For the copy, please give all of the data again exactly and leave the pictures out.
──────── AVAILABLE RECORDS
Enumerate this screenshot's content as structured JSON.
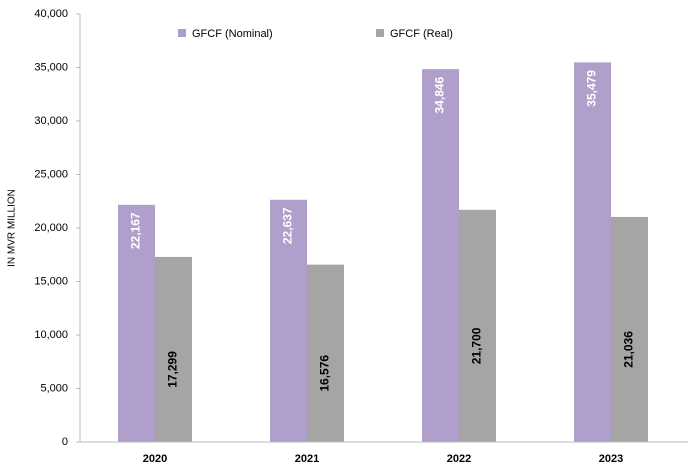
{
  "chart_data": {
    "type": "bar",
    "y_label": "IN MVR MILLION",
    "categories": [
      "2020",
      "2021",
      "2022",
      "2023"
    ],
    "series": [
      {
        "name": "GFCF (Nominal)",
        "color": "#b09fca",
        "values": [
          22167,
          22637,
          34846,
          35479
        ],
        "value_labels": [
          "22,167",
          "22,637",
          "34,846",
          "35,479"
        ],
        "label_color": "#ffffff"
      },
      {
        "name": "GFCF (Real)",
        "color": "#a5a5a5",
        "values": [
          17299,
          16576,
          21700,
          21036
        ],
        "value_labels": [
          "17,299",
          "16,576",
          "21,700",
          "21,036"
        ],
        "label_color": "#000000"
      }
    ],
    "ylim": [
      0,
      40000
    ],
    "yticks": [
      0,
      {
        "value": 5000,
        "label": "5,000"
      },
      {
        "value": 10000,
        "label": "10,000"
      },
      {
        "value": 15000,
        "label": "15,000"
      },
      {
        "value": 20000,
        "label": "20,000"
      },
      {
        "value": 25000,
        "label": "25,000"
      },
      {
        "value": 30000,
        "label": "30,000"
      },
      {
        "value": 35000,
        "label": "35,000"
      },
      {
        "value": 40000,
        "label": "40,000"
      }
    ]
  }
}
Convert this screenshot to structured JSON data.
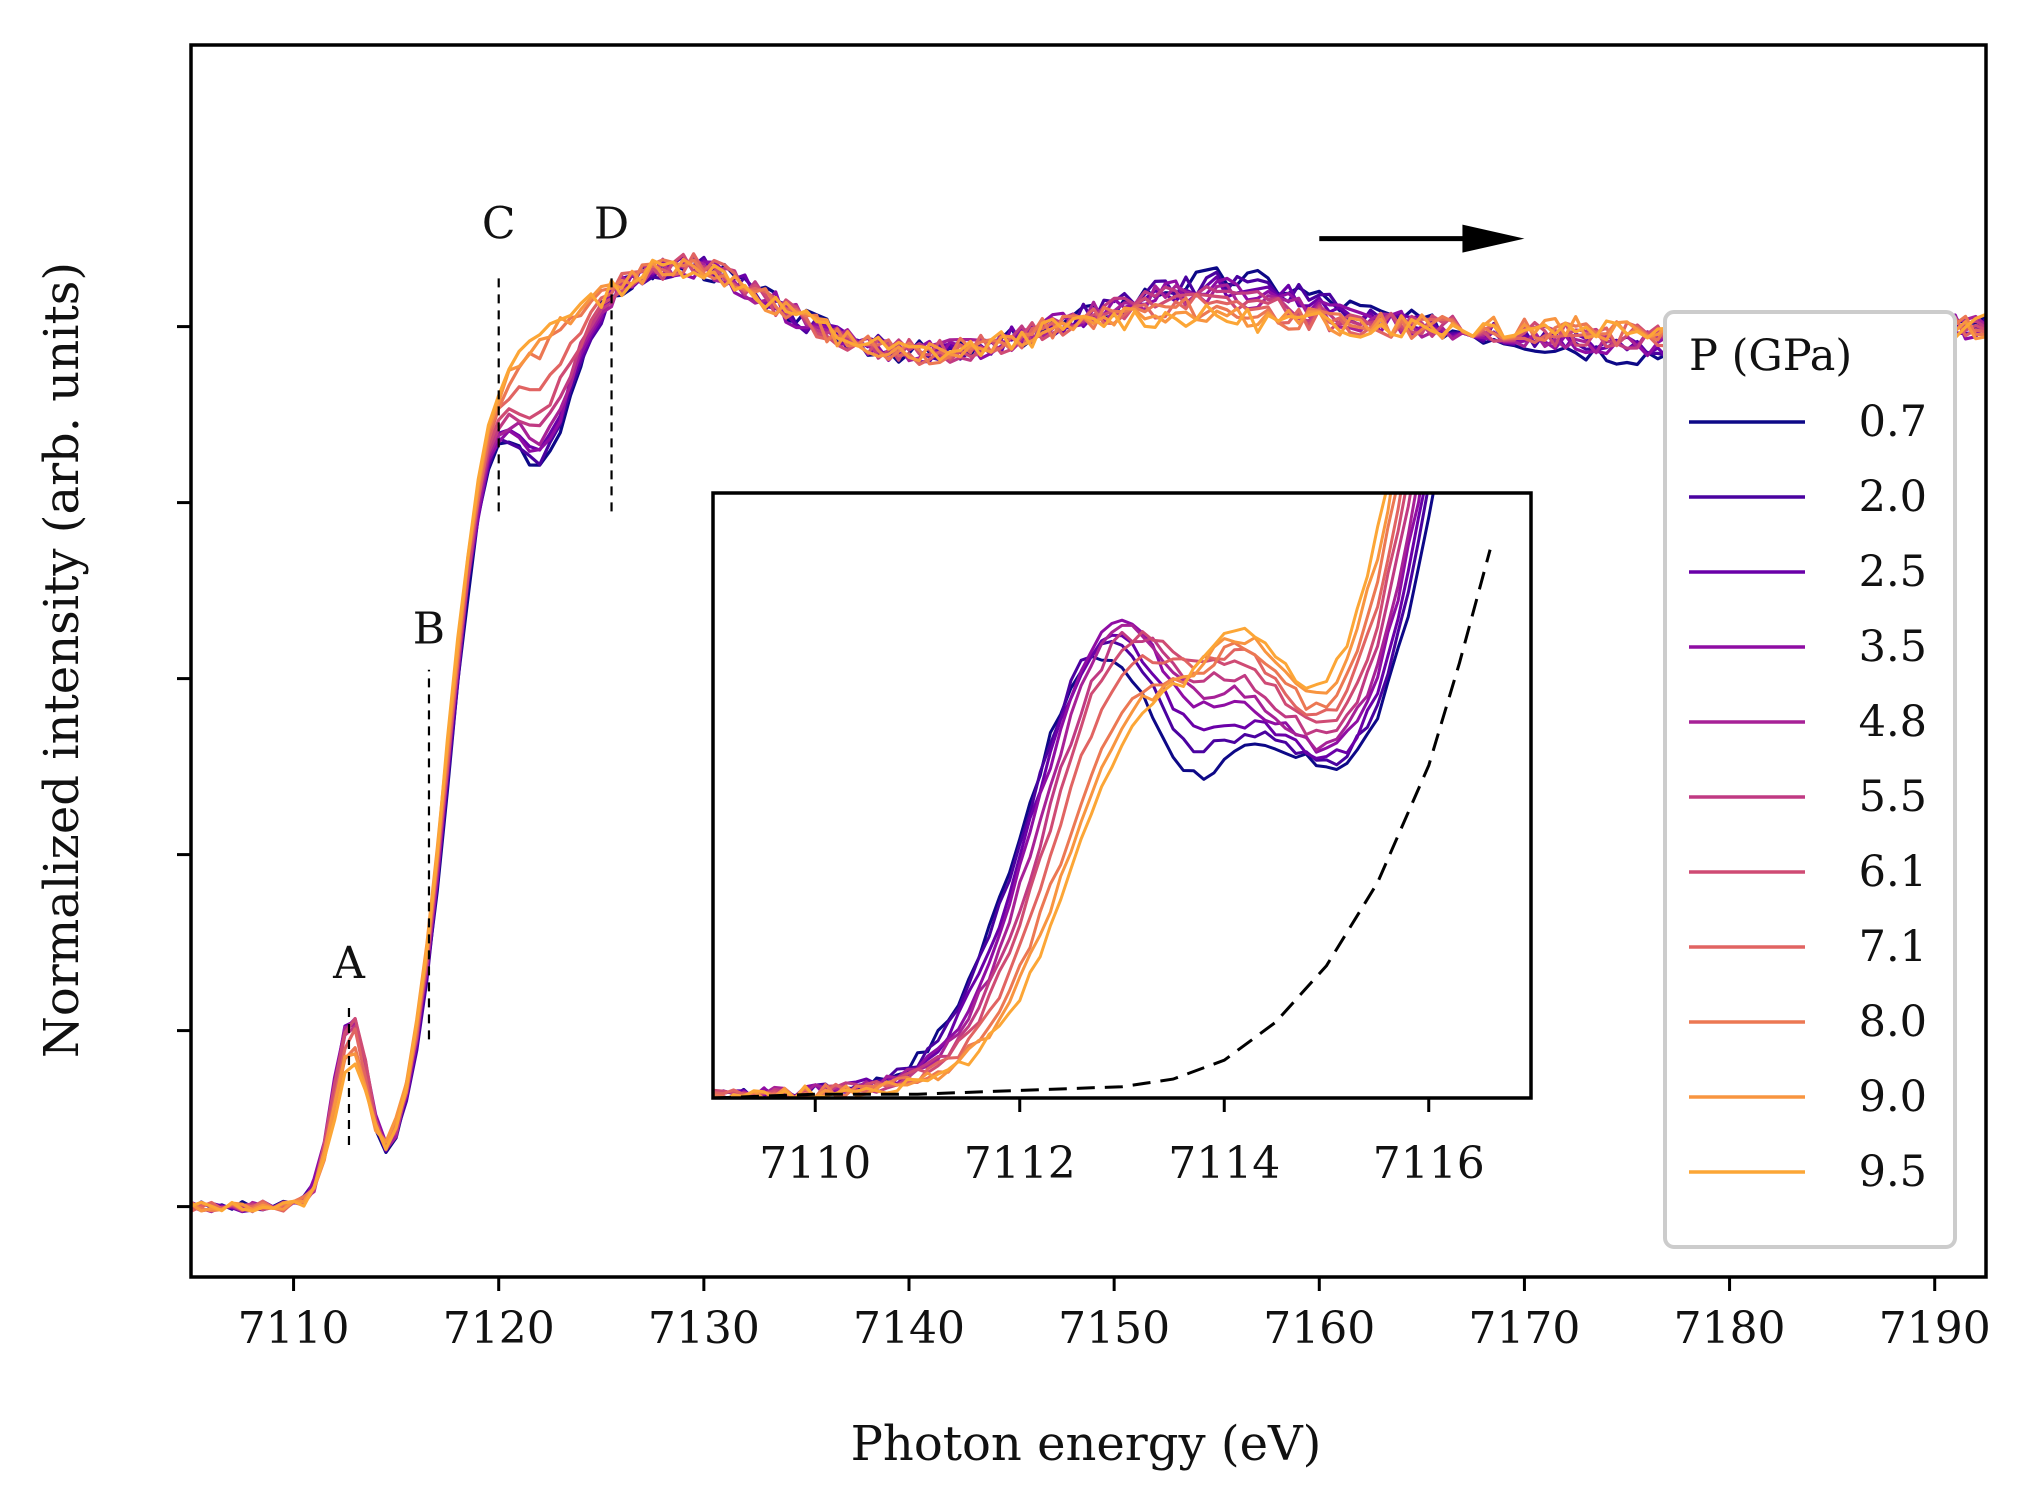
{
  "chart_data": {
    "type": "line",
    "main": {
      "xlabel": "Photon energy (eV)",
      "ylabel": "Normalized intensity (arb. units)",
      "xlim": [
        7105,
        7192.5
      ],
      "ylim": [
        -0.08,
        1.32
      ],
      "xticks": [
        7110,
        7120,
        7130,
        7140,
        7150,
        7160,
        7170,
        7180,
        7190
      ],
      "xtick_labels": [
        "7110",
        "7120",
        "7130",
        "7140",
        "7150",
        "7160",
        "7170",
        "7180",
        "7190"
      ],
      "yticks": [
        0,
        0.2,
        0.4,
        0.6,
        0.8,
        1.0
      ],
      "ytick_labels_shown": false,
      "grid": false,
      "annotations": [
        {
          "label": "A",
          "x": 7112.7,
          "y_from": 0.07,
          "y_to": 0.23,
          "label_y": 0.26
        },
        {
          "label": "B",
          "x": 7116.6,
          "y_from": 0.19,
          "y_to": 0.61,
          "label_y": 0.64
        },
        {
          "label": "C",
          "x": 7120.0,
          "y_from": 0.79,
          "y_to": 1.06,
          "label_y": 1.1
        },
        {
          "label": "D",
          "x": 7125.5,
          "y_from": 0.79,
          "y_to": 1.06,
          "label_y": 1.1
        }
      ],
      "arrow": {
        "x_from": 7160,
        "x_to": 7170,
        "y": 1.1,
        "direction": "right",
        "meaning": "increasing pressure"
      }
    },
    "inset": {
      "xlim": [
        7109,
        7117
      ],
      "ylim": [
        0.04,
        0.2
      ],
      "xticks": [
        7110,
        7112,
        7114,
        7116
      ],
      "xtick_labels": [
        "7110",
        "7112",
        "7114",
        "7116"
      ],
      "baseline_dashed": true,
      "baseline": {
        "x": [
          7109.0,
          7110.0,
          7111.0,
          7112.0,
          7113.0,
          7113.5,
          7114.0,
          7114.5,
          7115.0,
          7115.5,
          7116.0,
          7116.3,
          7116.6
        ],
        "y": [
          0.04,
          0.041,
          0.041,
          0.042,
          0.043,
          0.045,
          0.05,
          0.06,
          0.075,
          0.097,
          0.128,
          0.155,
          0.185
        ]
      }
    },
    "legend": {
      "title": "P (GPa)",
      "placement": "right"
    },
    "series": [
      {
        "name": "0.7",
        "color": "#0d0887",
        "A_height": 0.2,
        "C_amp": 0.145,
        "A_inset": 0.152,
        "dip_inset": 0.126
      },
      {
        "name": "2.0",
        "color": "#4a02a0",
        "A_height": 0.205,
        "C_amp": 0.14,
        "A_inset": 0.156,
        "dip_inset": 0.127
      },
      {
        "name": "2.5",
        "color": "#6a00a8",
        "A_height": 0.205,
        "C_amp": 0.135,
        "A_inset": 0.157,
        "dip_inset": 0.127
      },
      {
        "name": "3.5",
        "color": "#8f0da4",
        "A_height": 0.21,
        "C_amp": 0.13,
        "A_inset": 0.16,
        "dip_inset": 0.128
      },
      {
        "name": "4.8",
        "color": "#a72197",
        "A_height": 0.205,
        "C_amp": 0.12,
        "A_inset": 0.158,
        "dip_inset": 0.128
      },
      {
        "name": "5.5",
        "color": "#c03a83",
        "A_height": 0.205,
        "C_amp": 0.11,
        "A_inset": 0.156,
        "dip_inset": 0.129
      },
      {
        "name": "6.1",
        "color": "#cf4b74",
        "A_height": 0.2,
        "C_amp": 0.09,
        "A_inset": 0.155,
        "dip_inset": 0.13
      },
      {
        "name": "7.1",
        "color": "#e16462",
        "A_height": 0.19,
        "C_amp": 0.06,
        "A_inset": 0.149,
        "dip_inset": 0.131
      },
      {
        "name": "8.0",
        "color": "#ec7853",
        "A_height": 0.17,
        "C_amp": 0.02,
        "A_inset": 0.14,
        "dip_inset": 0.133
      },
      {
        "name": "9.0",
        "color": "#f89540",
        "A_height": 0.165,
        "C_amp": 0.01,
        "A_inset": 0.137,
        "dip_inset": 0.134
      },
      {
        "name": "9.5",
        "color": "#fca636",
        "A_height": 0.155,
        "C_amp": 0.0,
        "A_inset": 0.134,
        "dip_inset": 0.134
      }
    ]
  }
}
────────────────
== OUTPUT OF THE TASK ==
Enumerate this screenshot's content as structured JSON.
{
  "chart_data": {
    "type": "bar",
    "y_label": "IN MVR MILLION",
    "categories": [
      "2020",
      "2021",
      "2022",
      "2023"
    ],
    "series": [
      {
        "name": "GFCF (Nominal)",
        "color": "#b09fca",
        "values": [
          22167,
          22637,
          34846,
          35479
        ],
        "value_labels": [
          "22,167",
          "22,637",
          "34,846",
          "35,479"
        ],
        "label_color": "#ffffff"
      },
      {
        "name": "GFCF (Real)",
        "color": "#a5a5a5",
        "values": [
          17299,
          16576,
          21700,
          21036
        ],
        "value_labels": [
          "17,299",
          "16,576",
          "21,700",
          "21,036"
        ],
        "label_color": "#000000"
      }
    ],
    "ylim": [
      0,
      40000
    ],
    "yticks": [
      0,
      {
        "value": 5000,
        "label": "5,000"
      },
      {
        "value": 10000,
        "label": "10,000"
      },
      {
        "value": 15000,
        "label": "15,000"
      },
      {
        "value": 20000,
        "label": "20,000"
      },
      {
        "value": 25000,
        "label": "25,000"
      },
      {
        "value": 30000,
        "label": "30,000"
      },
      {
        "value": 35000,
        "label": "35,000"
      },
      {
        "value": 40000,
        "label": "40,000"
      }
    ]
  }
}
Convert this screenshot to structured JSON data.
{
  "chart_data": {
    "type": "line",
    "main": {
      "xlabel": "Photon energy (eV)",
      "ylabel": "Normalized intensity (arb. units)",
      "xlim": [
        7105,
        7192.5
      ],
      "ylim": [
        -0.08,
        1.32
      ],
      "xticks": [
        7110,
        7120,
        7130,
        7140,
        7150,
        7160,
        7170,
        7180,
        7190
      ],
      "xtick_labels": [
        "7110",
        "7120",
        "7130",
        "7140",
        "7150",
        "7160",
        "7170",
        "7180",
        "7190"
      ],
      "yticks": [
        0,
        0.2,
        0.4,
        0.6,
        0.8,
        1.0
      ],
      "ytick_labels_shown": false,
      "grid": false,
      "annotations": [
        {
          "label": "A",
          "x": 7112.7,
          "y_from": 0.07,
          "y_to": 0.23,
          "label_y": 0.26
        },
        {
          "label": "B",
          "x": 7116.6,
          "y_from": 0.19,
          "y_to": 0.61,
          "label_y": 0.64
        },
        {
          "label": "C",
          "x": 7120.0,
          "y_from": 0.79,
          "y_to": 1.06,
          "label_y": 1.1
        },
        {
          "label": "D",
          "x": 7125.5,
          "y_from": 0.79,
          "y_to": 1.06,
          "label_y": 1.1
        }
      ],
      "arrow": {
        "x_from": 7160,
        "x_to": 7170,
        "y": 1.1,
        "direction": "right",
        "meaning": "increasing pressure"
      }
    },
    "inset": {
      "xlim": [
        7109,
        7117
      ],
      "ylim": [
        0.04,
        0.2
      ],
      "xticks": [
        7110,
        7112,
        7114,
        7116
      ],
      "xtick_labels": [
        "7110",
        "7112",
        "7114",
        "7116"
      ],
      "baseline_dashed": true,
      "baseline": {
        "x": [
          7109.0,
          7110.0,
          7111.0,
          7112.0,
          7113.0,
          7113.5,
          7114.0,
          7114.5,
          7115.0,
          7115.5,
          7116.0,
          7116.3,
          7116.6
        ],
        "y": [
          0.04,
          0.041,
          0.041,
          0.042,
          0.043,
          0.045,
          0.05,
          0.06,
          0.075,
          0.097,
          0.128,
          0.155,
          0.185
        ]
      }
    },
    "legend": {
      "title": "P (GPa)",
      "placement": "right"
    },
    "series": [
      {
        "name": "0.7",
        "color": "#0d0887",
        "A_height": 0.2,
        "C_amp": 0.145,
        "A_inset": 0.152,
        "dip_inset": 0.126
      },
      {
        "name": "2.0",
        "color": "#4a02a0",
        "A_height": 0.205,
        "C_amp": 0.14,
        "A_inset": 0.156,
        "dip_inset": 0.127
      },
      {
        "name": "2.5",
        "color": "#6a00a8",
        "A_height": 0.205,
        "C_amp": 0.135,
        "A_inset": 0.157,
        "dip_inset": 0.127
      },
      {
        "name": "3.5",
        "color": "#8f0da4",
        "A_height": 0.21,
        "C_amp": 0.13,
        "A_inset": 0.16,
        "dip_inset": 0.128
      },
      {
        "name": "4.8",
        "color": "#a72197",
        "A_height": 0.205,
        "C_amp": 0.12,
        "A_inset": 0.158,
        "dip_inset": 0.128
      },
      {
        "name": "5.5",
        "color": "#c03a83",
        "A_height": 0.205,
        "C_amp": 0.11,
        "A_inset": 0.156,
        "dip_inset": 0.129
      },
      {
        "name": "6.1",
        "color": "#cf4b74",
        "A_height": 0.2,
        "C_amp": 0.09,
        "A_inset": 0.155,
        "dip_inset": 0.13
      },
      {
        "name": "7.1",
        "color": "#e16462",
        "A_height": 0.19,
        "C_amp": 0.06,
        "A_inset": 0.149,
        "dip_inset": 0.131
      },
      {
        "name": "8.0",
        "color": "#ec7853",
        "A_height": 0.17,
        "C_amp": 0.02,
        "A_inset": 0.14,
        "dip_inset": 0.133
      },
      {
        "name": "9.0",
        "color": "#f89540",
        "A_height": 0.165,
        "C_amp": 0.01,
        "A_inset": 0.137,
        "dip_inset": 0.134
      },
      {
        "name": "9.5",
        "color": "#fca636",
        "A_height": 0.155,
        "C_amp": 0.0,
        "A_inset": 0.134,
        "dip_inset": 0.134
      }
    ]
  }
}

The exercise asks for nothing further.